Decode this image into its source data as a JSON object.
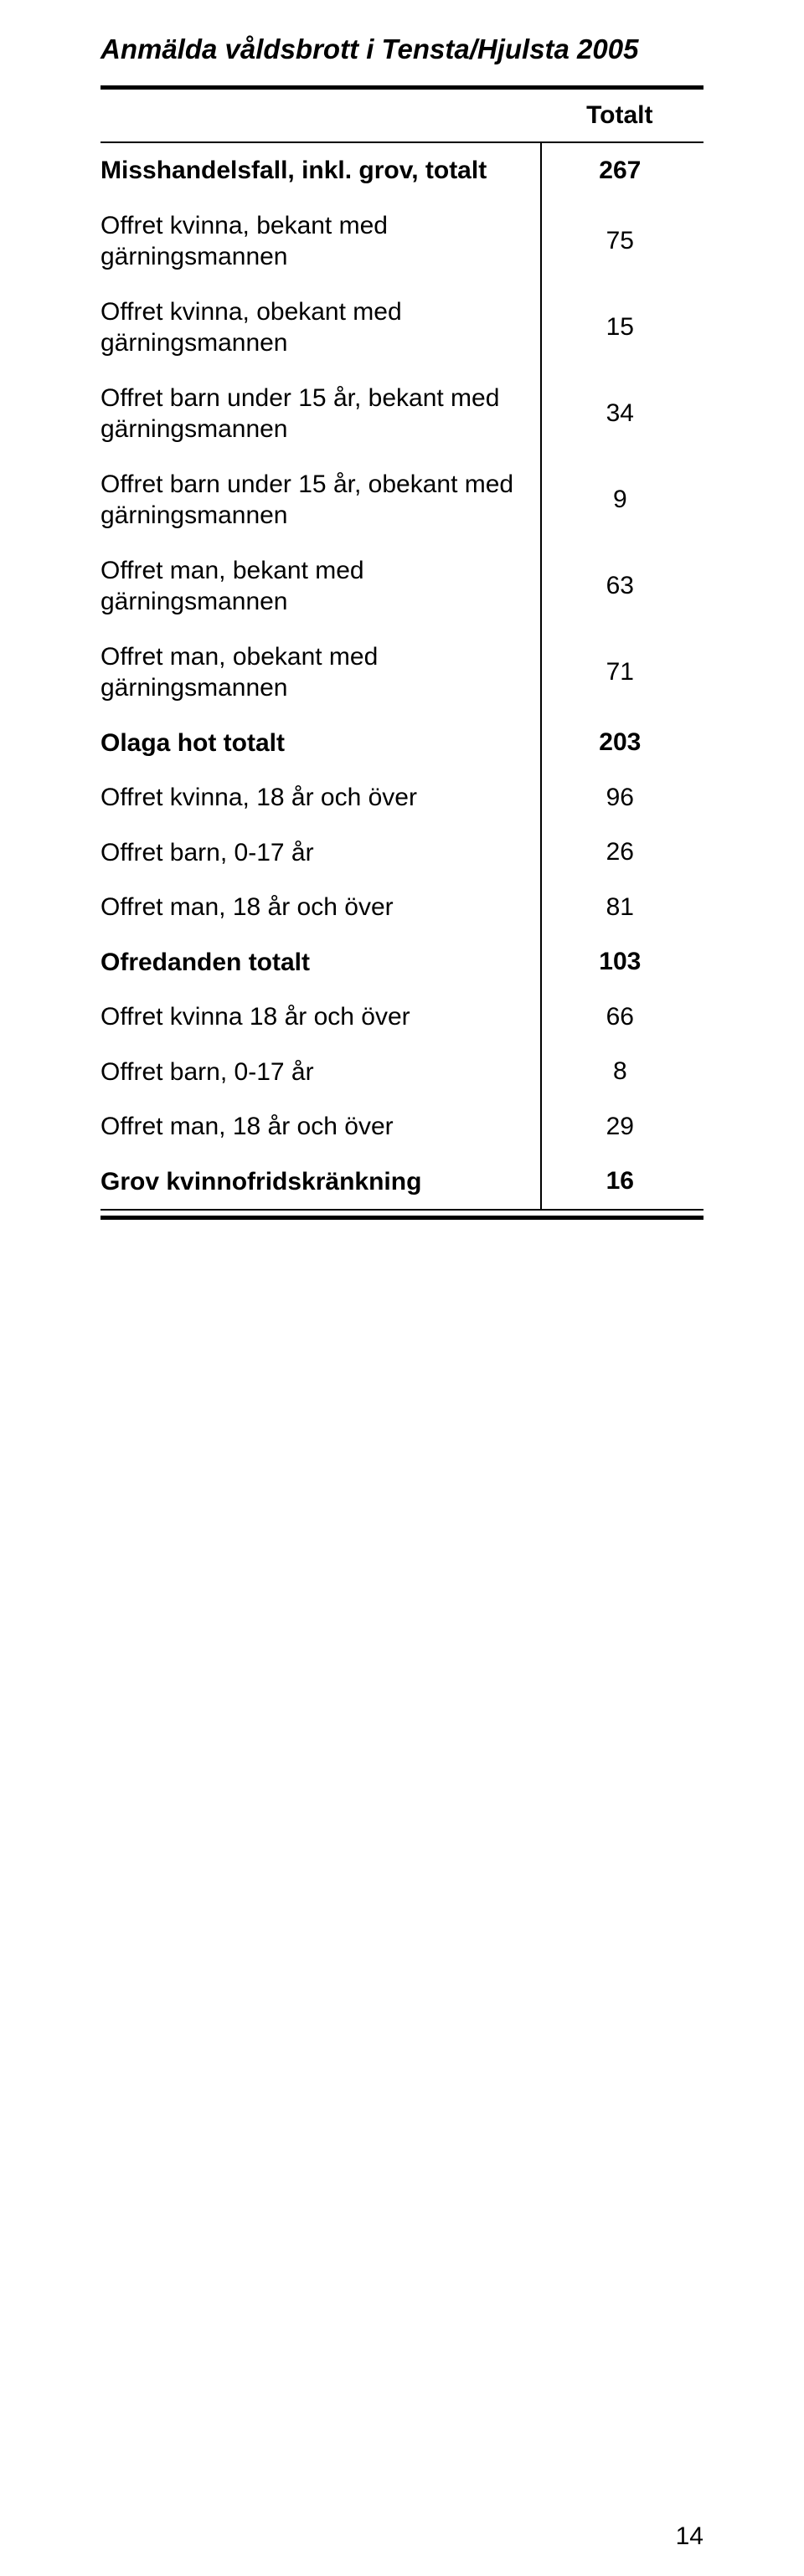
{
  "title": "Anmälda våldsbrott i Tensta/Hjulsta 2005",
  "header_total": "Totalt",
  "page_number": "14",
  "rows": [
    {
      "label": "Misshandelsfall, inkl. grov, totalt",
      "value": "267",
      "bold": true
    },
    {
      "label": "Offret kvinna, bekant med gärningsmannen",
      "value": "75",
      "bold": false
    },
    {
      "label": "Offret kvinna, obekant med gärningsmannen",
      "value": "15",
      "bold": false
    },
    {
      "label": "Offret barn under 15 år, bekant med gärningsmannen",
      "value": "34",
      "bold": false
    },
    {
      "label": "Offret barn under 15 år, obekant med gärningsmannen",
      "value": "9",
      "bold": false
    },
    {
      "label": "Offret man, bekant med gärningsmannen",
      "value": "63",
      "bold": false
    },
    {
      "label": "Offret man, obekant med gärningsmannen",
      "value": "71",
      "bold": false
    },
    {
      "label": "Olaga hot totalt",
      "value": "203",
      "bold": true
    },
    {
      "label": "Offret kvinna, 18 år och över",
      "value": "96",
      "bold": false
    },
    {
      "label": "Offret barn, 0-17 år",
      "value": "26",
      "bold": false
    },
    {
      "label": "Offret man, 18 år och över",
      "value": "81",
      "bold": false
    },
    {
      "label": "Ofredanden totalt",
      "value": "103",
      "bold": true
    },
    {
      "label": "Offret kvinna 18 år och över",
      "value": "66",
      "bold": false
    },
    {
      "label": "Offret barn, 0-17 år",
      "value": "8",
      "bold": false
    },
    {
      "label": "Offret man, 18 år och över",
      "value": "29",
      "bold": false
    },
    {
      "label": "Grov kvinnofridskränkning",
      "value": "16",
      "bold": true
    }
  ]
}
• • • •
Scan the material above for the string "under" and return the lines that hold it.

      "label": "Offret barn under 15 år, bekant med gärningsmannen",
      "label": "Offret barn under 15 år, obekant med gärningsmannen",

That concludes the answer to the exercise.